Required actions |
**1)** Which unconventional gas resources does the resource evaluation text say the department evaluates and promotes? List all of them.
**2)** Answer these questions from the resource evaluation text:
(a) What is the average total organic content of the Whitehill Formation?
(b) Starting in what year did National Government declare a moratorium over the mid and southern regions of the Karoo Basin?
(c) Beyond what limit does South Africa's claim for an extended continental shelf reach?

Resource Evaluation
The Resource Management Department is responsible for evaluating and quantifying the oil and gas potential of South Africa that can be developed through current exploration and production technology. This department is tasked with the identification of exploration opportunities and for facilitating the entry of new explorers into the South African upstream industry.
The department also works very closely with our operators in understanding the geology and prospectivity of areas under exploration. A major responsibility is the upkeep of a quantified and risked inventory of exploration opportunities. While technical team members are involved in projects in all basins around the coast and onshore, each also specialises in a particular area and/or field of interest.
Over the last few years, as interest in South Africa’s offshore has increased and more acreage has been taken up, the department’s focus has shifted towards in-depth geological and geophysical studies on a basin-wide scale, with a view to achieving a fuller understanding of the petroleum geology. This approach will allow us to assist and support our explorers in their own geological and geophysical work. The assessment of the petroleum potential of the deep and ultra-deep offshore areas is becoming increasingly important.
The department is also responsible for the evaluation and promotion of South Africa’s unconventional gas resources, including shale gas, coal-bed methane, deep basin biogenic gas and gas hydrates. These are new and exciting areas of exploration about which relatively little is known and can therefore truly be considered ‘frontier’ or greenfield exploration.
Our evaluation of South Africa’s unconventional gas resources is based both on geographic distribution and play-type, with a specialist geologist associated with each.
Together with the Chief Geologist, the department is also responsible for executing the Agency’s mandate to delimit South Africa’s claim for an extended continental shelf beyond the current 200 nautical mile limit to the
Exclusive Economic Zone.
Karoo Basins
Shale Gas
The southern main Karoo basin of South Africa is considered prospective for shale gas exploration.Currently the Permian Whitehill Formation is thought to be most favourable target formation for shale gas exploration and production, owing to the high total organic content (TOC) averaging 5%, favourable maturities (Ro = 1- 4 %), thickness (30m average), depth (>1500m) and regional continuity of this formation. Furthermore, given the relatively high TOC and it proximity to the Whitehill Formation, the underlying and overlying Prince Albert and Collingham Formations are also of commercial interest.
The first Technical Cooperation Permits (TCPs), in respective of shale gas assessment, were awarded between 2009-2010 to Falcon Oil and Gas, Shell B.V. International and Sasol-Chesapeake-Statoil consortium. In 2010, the first Exploration Right (ER) applications were received from Shell B.V. International, Falcon Oil and Gas and Bundu Oil and Gas (Pty) Ltd. Subsequent to the initial ER applications, National Government declared a moratorium, from 2011 over the mid and southern regions of the Karoo Basin. As yet no exploration activities, except for a few academic studies, for shale had commenced.

Data records |
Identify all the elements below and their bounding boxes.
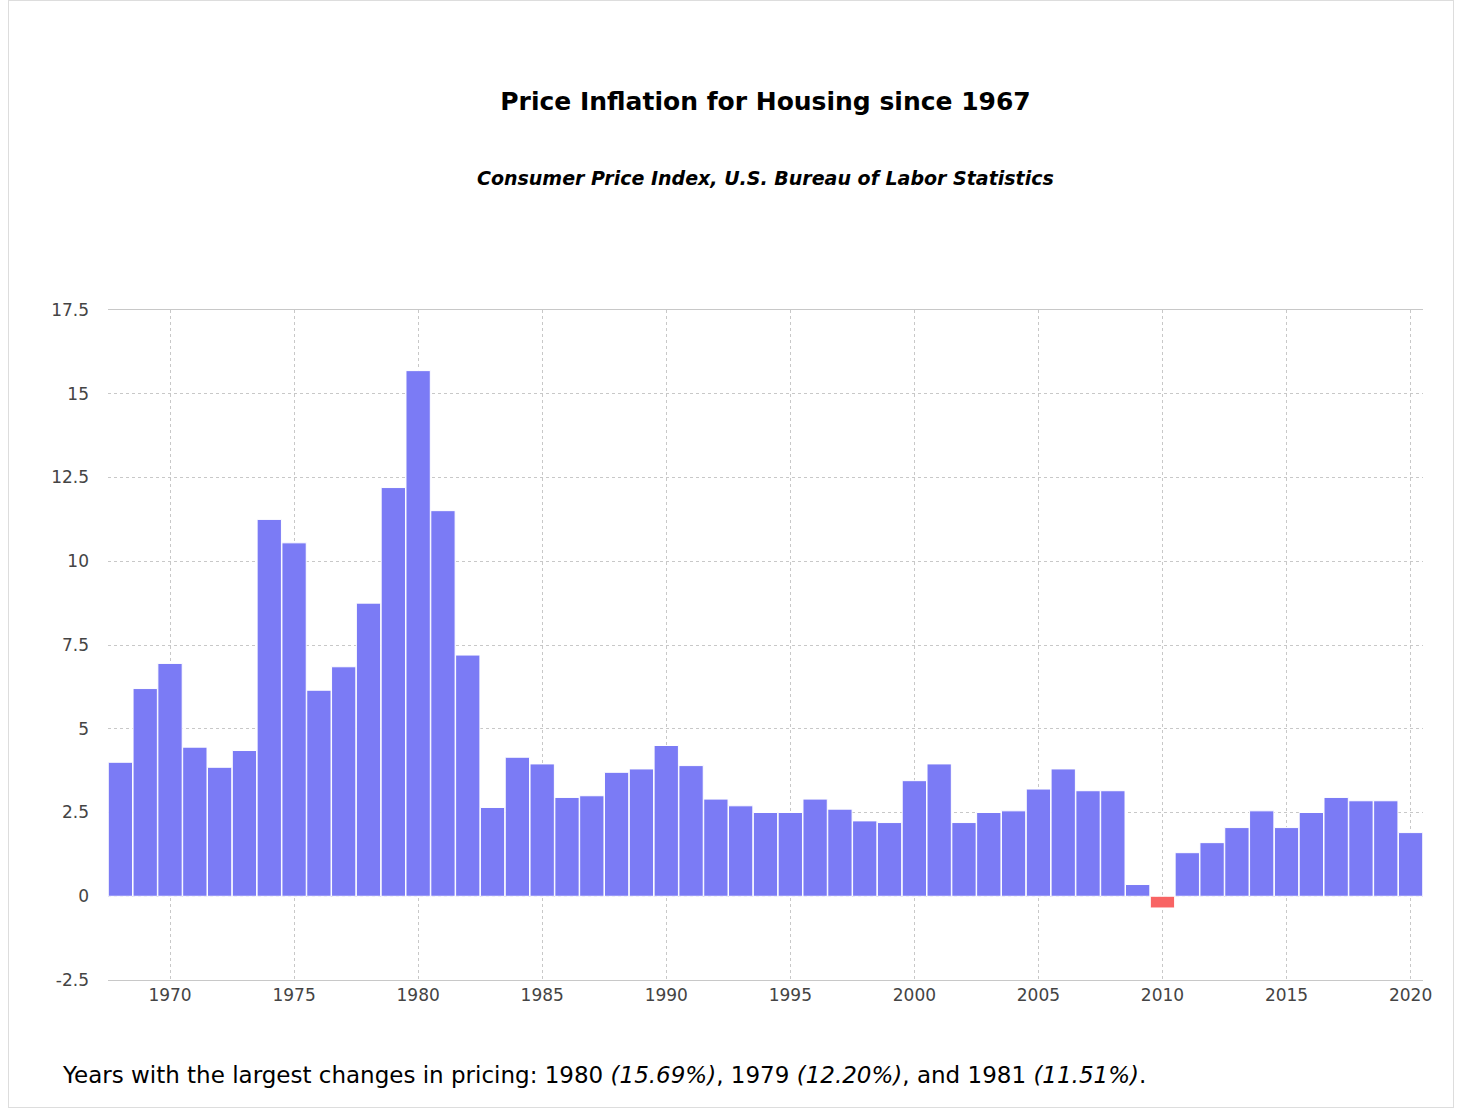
svg-text:1985: 1985: [521, 985, 564, 1005]
svg-text:17.5: 17.5: [51, 300, 89, 320]
svg-text:2005: 2005: [1017, 985, 1060, 1005]
svg-text:2020: 2020: [1389, 985, 1432, 1005]
svg-text:2.5: 2.5: [62, 802, 89, 822]
svg-text:10: 10: [67, 551, 89, 571]
svg-text:2010: 2010: [1141, 985, 1184, 1005]
svg-text:7.5: 7.5: [62, 635, 89, 655]
svg-text:1990: 1990: [645, 985, 688, 1005]
svg-text:12.5: 12.5: [51, 467, 89, 487]
svg-text:Years with the largest changes: Years with the largest changes in pricin…: [62, 1062, 1146, 1088]
svg-text:-2.5: -2.5: [56, 970, 89, 990]
svg-text:2015: 2015: [1265, 985, 1308, 1005]
svg-text:1995: 1995: [769, 985, 812, 1005]
svg-text:1975: 1975: [272, 985, 315, 1005]
svg-text:2000: 2000: [893, 985, 936, 1005]
svg-text:1970: 1970: [148, 985, 191, 1005]
svg-text:Consumer Price Index, U.S. Bur: Consumer Price Index, U.S. Bureau of Lab…: [477, 167, 1054, 189]
svg-text:0: 0: [78, 886, 89, 906]
svg-text:15: 15: [67, 384, 89, 404]
svg-text:Price Inflation for Housing si: Price Inflation for Housing since 1967: [500, 87, 1031, 116]
svg-text:5: 5: [78, 719, 89, 739]
svg-text:1980: 1980: [397, 985, 440, 1005]
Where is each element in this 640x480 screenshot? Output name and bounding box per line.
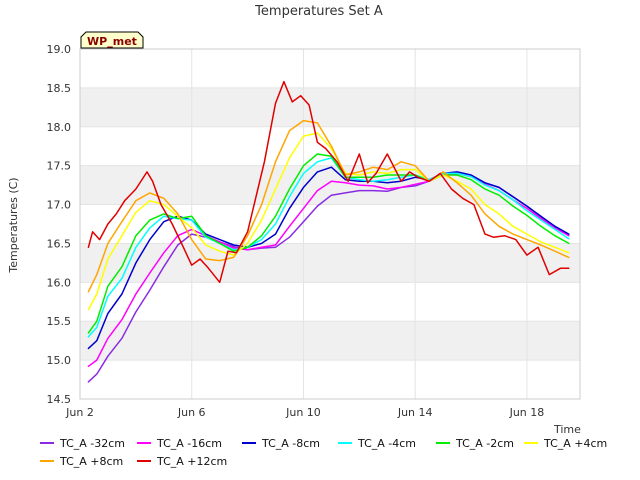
legend-item: TC_A -8cm [242,437,320,450]
legend-label: TC_A -8cm [261,437,320,450]
x-tick-label: Jun 6 [177,406,206,419]
legend-item: TC_A -4cm [338,437,416,450]
legend-label: TC_A -32cm [59,437,125,450]
station-tag: WP_met [80,31,144,49]
legend-label: TC_A -4cm [357,437,416,450]
legend-item: TC_A +12cm [137,455,227,468]
y-tick-label: 18.0 [47,121,72,134]
y-tick-label: 17.5 [47,160,72,173]
x-tick-label: Jun 10 [285,406,321,419]
y-tick-label: 14.5 [47,393,72,406]
station-label: WP_met [87,35,137,48]
x-tick-label: Jun 14 [397,406,433,419]
x-tick-label: Jun 18 [509,406,545,419]
background-band [80,87,580,127]
x-axis-title: Time [553,423,581,436]
series-line [87,166,570,350]
chart-title: Temperatures Set A [254,4,383,19]
y-tick-label: 16.5 [47,237,72,250]
series-line [87,119,570,293]
y-tick-label: 17.0 [47,199,72,212]
series-line [87,153,570,334]
legend-item: TC_A -16cm [137,437,222,450]
legend-item: TC_A +8cm [40,455,123,468]
legend-label: TC_A -16cm [156,437,222,450]
legend-item: TC_A -2cm [436,437,514,450]
background-band [80,165,580,205]
y-axis-title: Temperatures (C) [7,177,20,273]
legend-label: TC_A +4cm [543,437,607,450]
y-tick-label: 15.0 [47,354,72,367]
y-tick-label: 19.0 [47,43,72,56]
legend-item: TC_A -32cm [40,437,125,450]
legend-label: TC_A +8cm [59,455,123,468]
series-line [87,157,570,338]
legend-item: TC_A +4cm [524,437,607,450]
legend: TC_A -32cm TC_A -16cm TC_A -8cm TC_A -4cm TC… [40,437,607,468]
series-layer [87,80,570,383]
y-tick-label: 18.5 [47,82,72,95]
background-band [80,243,580,283]
y-axis-ticks: 14.5 15.0 15.5 16.0 16.5 17.0 17.5 18.0 18.5 19.0 [47,43,72,406]
legend-label: TC_A -2cm [455,437,514,450]
y-tick-label: 16.0 [47,276,72,289]
x-tick-label: Jun 2 [65,406,94,419]
series-line [87,80,570,284]
legend-label: TC_A +12cm [156,455,227,468]
x-axis-ticks: Jun 2 Jun 6 Jun 10 Jun 14 Jun 18 [65,406,544,419]
background-band [80,321,580,361]
y-tick-label: 15.5 [47,315,72,328]
plot-area [79,48,581,400]
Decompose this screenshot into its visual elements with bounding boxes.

Answers to each task |
**1)** Shale gas, coal-bed methane, deep basin biogenic gas, and gas hydrates.

**2)**
(a) 5%
(b) 2011
(c) The current 200 nautical mile limit to the Exclusive Economic Zone